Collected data

==================================================

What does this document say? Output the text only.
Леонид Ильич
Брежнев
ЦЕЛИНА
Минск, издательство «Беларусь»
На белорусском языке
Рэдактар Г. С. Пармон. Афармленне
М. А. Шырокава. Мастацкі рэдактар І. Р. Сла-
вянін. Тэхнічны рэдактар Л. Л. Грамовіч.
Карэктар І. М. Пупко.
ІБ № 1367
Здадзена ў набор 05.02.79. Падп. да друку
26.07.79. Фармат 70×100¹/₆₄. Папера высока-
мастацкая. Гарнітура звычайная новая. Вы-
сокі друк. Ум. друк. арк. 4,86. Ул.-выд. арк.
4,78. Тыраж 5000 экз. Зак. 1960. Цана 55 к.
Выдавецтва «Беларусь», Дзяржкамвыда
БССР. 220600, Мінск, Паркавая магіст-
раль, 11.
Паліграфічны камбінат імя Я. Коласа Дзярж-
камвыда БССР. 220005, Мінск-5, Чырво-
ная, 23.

==================================================

Retype the records that precede this task, keeping them exactly the same.

What does this document say? Output the text only.
Леонид Ильич
Брежнев
ЦЕЛИНА
Минск, издательство «Беларусь»
На белорусском языке
Рэдактар Г. С. Пармон. Афармленне
М. А. Шырокава. Мастацкі рэдактар І. Р. Сла-
вянін. Тэхнічны рэдактар Л. Л. Грамовіч.
Карэктар І. М. Пупко.
ІБ № 1367
Здадзена ў набор 05.02.79. Падп. да друку
26.07.79. Фармат 70×100¹/₆₄. Папера высока-
мастацкая. Гарнітура звычайная новая. Вы-
сокі друк. Ум. друк. арк. 4,86. Ул.-выд. арк.
4,78. Тыраж 5000 экз. Зак. 1960. Цана 55 к.
Выдавецтва «Беларусь», Дзяржкамвыда
БССР. 220600, Мінск, Паркавая магіст-
раль, 11.
Паліграфічны камбінат імя Я. Коласа Дзярж-
камвыда БССР. 220005, Мінск-5, Чырво-
ная, 23.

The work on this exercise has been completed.